## ASSIGNMENT
Which lines of the entries below hold the word "text"? Report each of them.

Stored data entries
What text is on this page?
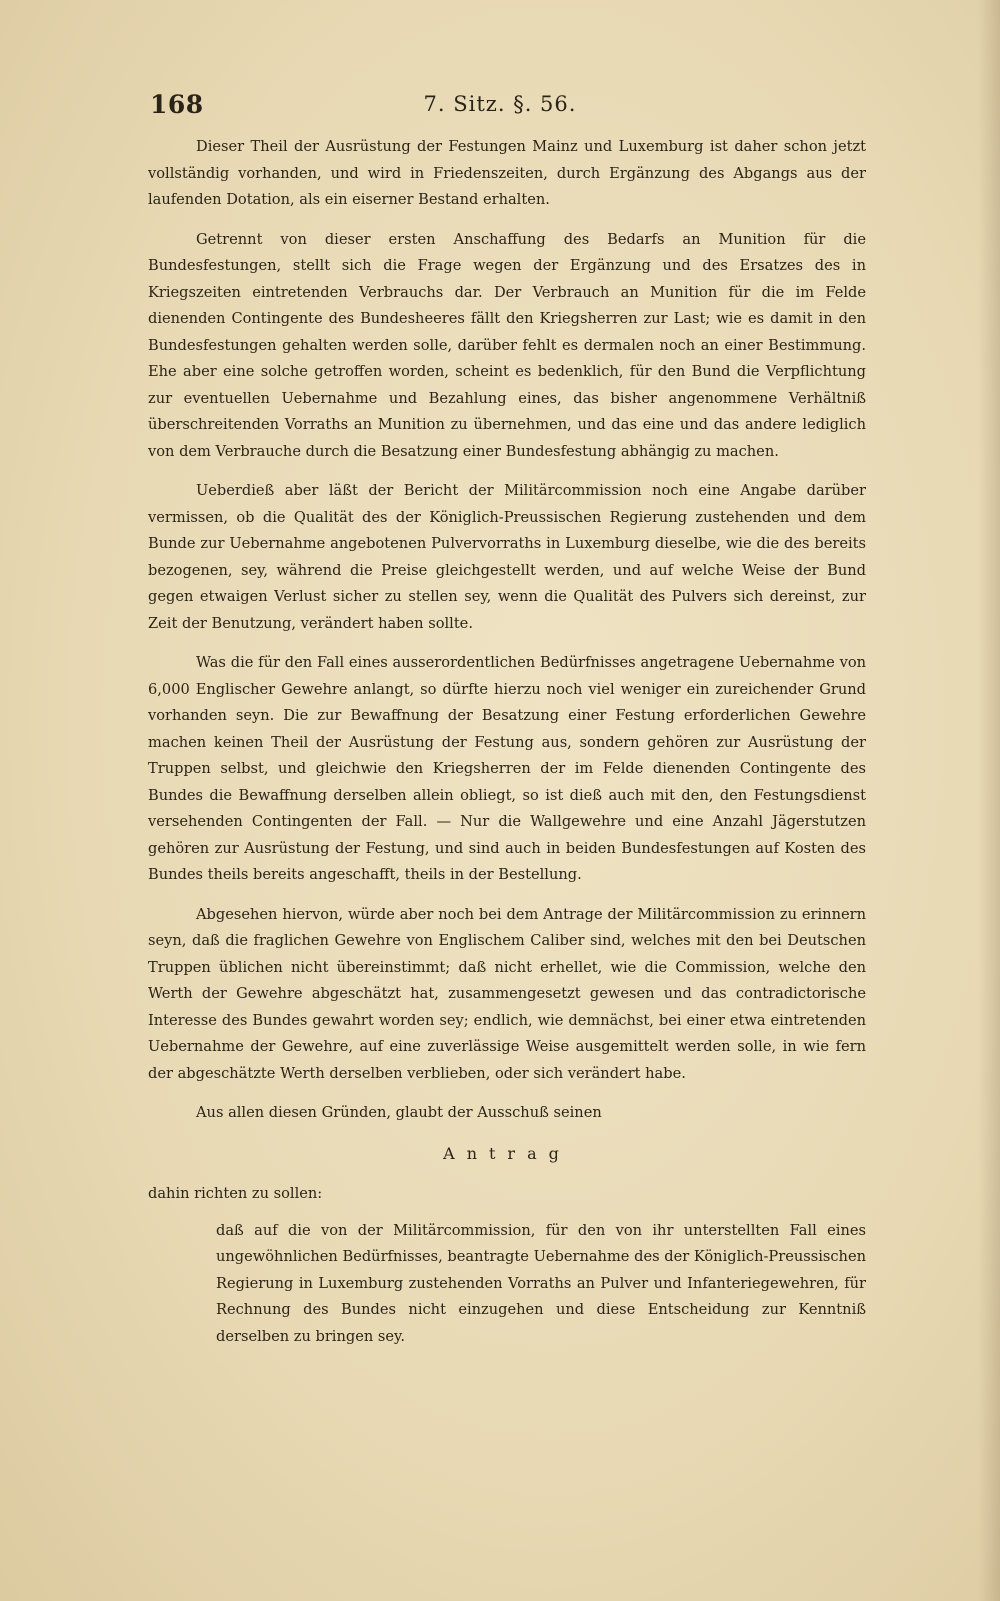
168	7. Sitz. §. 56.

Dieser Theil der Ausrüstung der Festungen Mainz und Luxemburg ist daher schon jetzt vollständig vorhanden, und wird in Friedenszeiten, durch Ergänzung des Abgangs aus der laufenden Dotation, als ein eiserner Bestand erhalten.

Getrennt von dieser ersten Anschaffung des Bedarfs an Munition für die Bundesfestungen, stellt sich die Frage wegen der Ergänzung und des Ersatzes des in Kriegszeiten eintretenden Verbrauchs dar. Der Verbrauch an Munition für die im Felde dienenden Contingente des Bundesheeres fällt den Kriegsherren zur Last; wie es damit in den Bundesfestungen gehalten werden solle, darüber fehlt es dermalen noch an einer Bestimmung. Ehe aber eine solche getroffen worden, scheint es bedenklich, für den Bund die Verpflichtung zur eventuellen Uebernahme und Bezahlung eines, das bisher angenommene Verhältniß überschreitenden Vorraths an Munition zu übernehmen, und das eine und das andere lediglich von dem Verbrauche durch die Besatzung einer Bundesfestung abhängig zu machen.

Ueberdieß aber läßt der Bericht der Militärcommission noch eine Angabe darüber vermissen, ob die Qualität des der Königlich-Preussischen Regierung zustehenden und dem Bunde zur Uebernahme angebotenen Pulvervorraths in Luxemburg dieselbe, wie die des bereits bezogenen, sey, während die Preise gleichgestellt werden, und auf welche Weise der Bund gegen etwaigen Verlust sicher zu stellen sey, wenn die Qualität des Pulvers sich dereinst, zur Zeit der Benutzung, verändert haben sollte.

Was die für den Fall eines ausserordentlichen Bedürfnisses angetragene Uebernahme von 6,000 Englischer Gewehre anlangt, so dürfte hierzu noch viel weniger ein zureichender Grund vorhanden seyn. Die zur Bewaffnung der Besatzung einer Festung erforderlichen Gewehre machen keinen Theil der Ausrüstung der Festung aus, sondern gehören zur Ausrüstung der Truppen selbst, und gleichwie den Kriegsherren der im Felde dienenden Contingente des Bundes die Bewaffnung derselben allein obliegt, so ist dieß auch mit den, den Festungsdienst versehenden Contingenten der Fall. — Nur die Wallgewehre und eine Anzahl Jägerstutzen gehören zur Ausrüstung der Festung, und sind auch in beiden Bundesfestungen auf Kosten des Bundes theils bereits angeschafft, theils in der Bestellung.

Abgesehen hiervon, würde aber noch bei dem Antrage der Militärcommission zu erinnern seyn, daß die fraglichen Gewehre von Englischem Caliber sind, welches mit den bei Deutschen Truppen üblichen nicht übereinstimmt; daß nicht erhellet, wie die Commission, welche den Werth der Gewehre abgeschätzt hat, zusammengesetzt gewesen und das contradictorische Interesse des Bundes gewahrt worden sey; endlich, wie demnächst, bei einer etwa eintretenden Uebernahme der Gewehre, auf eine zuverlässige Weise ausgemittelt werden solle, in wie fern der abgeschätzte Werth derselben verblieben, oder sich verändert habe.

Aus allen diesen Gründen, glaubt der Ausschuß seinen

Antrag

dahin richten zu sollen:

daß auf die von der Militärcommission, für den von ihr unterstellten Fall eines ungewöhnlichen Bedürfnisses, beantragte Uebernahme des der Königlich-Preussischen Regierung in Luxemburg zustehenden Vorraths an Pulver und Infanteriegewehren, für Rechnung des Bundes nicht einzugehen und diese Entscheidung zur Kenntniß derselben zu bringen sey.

---

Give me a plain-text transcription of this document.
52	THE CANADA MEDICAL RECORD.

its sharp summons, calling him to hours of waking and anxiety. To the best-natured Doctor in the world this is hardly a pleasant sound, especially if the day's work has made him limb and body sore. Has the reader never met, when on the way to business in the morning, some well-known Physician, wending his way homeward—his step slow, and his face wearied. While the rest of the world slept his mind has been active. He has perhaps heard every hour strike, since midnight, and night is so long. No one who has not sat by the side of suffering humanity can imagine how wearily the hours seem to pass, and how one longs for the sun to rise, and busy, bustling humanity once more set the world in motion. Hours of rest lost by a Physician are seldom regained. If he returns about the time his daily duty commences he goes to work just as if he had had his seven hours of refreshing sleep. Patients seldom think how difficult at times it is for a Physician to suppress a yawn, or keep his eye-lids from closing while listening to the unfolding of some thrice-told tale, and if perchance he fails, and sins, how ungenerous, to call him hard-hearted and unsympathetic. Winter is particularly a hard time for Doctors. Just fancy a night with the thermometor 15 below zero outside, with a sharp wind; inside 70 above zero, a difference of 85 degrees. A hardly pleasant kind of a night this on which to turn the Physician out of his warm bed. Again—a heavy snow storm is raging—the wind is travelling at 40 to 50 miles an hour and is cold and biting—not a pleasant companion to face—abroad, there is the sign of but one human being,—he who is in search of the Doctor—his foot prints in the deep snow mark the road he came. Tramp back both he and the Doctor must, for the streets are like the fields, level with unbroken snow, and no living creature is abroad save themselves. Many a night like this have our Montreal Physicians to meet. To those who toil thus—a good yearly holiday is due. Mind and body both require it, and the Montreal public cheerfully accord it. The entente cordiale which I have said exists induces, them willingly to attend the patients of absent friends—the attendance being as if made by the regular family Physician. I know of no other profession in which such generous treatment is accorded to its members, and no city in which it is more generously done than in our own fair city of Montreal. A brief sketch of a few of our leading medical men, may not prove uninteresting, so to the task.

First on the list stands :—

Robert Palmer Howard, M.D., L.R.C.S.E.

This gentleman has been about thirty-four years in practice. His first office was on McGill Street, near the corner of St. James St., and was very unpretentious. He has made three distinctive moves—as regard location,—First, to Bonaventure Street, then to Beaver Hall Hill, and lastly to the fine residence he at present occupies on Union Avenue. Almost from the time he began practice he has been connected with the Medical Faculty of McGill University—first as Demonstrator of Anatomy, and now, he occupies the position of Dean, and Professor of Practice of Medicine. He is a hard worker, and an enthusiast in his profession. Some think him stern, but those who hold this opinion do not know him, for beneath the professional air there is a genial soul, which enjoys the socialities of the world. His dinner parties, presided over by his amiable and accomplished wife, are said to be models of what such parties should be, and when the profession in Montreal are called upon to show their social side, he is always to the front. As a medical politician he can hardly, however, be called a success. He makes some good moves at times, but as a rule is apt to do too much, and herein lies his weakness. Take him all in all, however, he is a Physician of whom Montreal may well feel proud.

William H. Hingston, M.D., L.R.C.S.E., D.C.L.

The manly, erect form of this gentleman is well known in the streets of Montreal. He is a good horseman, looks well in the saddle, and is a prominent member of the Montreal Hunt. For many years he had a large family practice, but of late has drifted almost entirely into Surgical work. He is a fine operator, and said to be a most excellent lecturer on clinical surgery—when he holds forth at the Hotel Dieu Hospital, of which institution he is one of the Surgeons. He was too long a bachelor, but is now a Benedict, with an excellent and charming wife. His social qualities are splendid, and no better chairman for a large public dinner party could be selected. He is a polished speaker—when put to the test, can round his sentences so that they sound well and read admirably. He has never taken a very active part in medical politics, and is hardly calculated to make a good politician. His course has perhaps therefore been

## RESPONSE FOR THIS EXERCISE
What text is on this page?
Give me a plain-text transcription of this document.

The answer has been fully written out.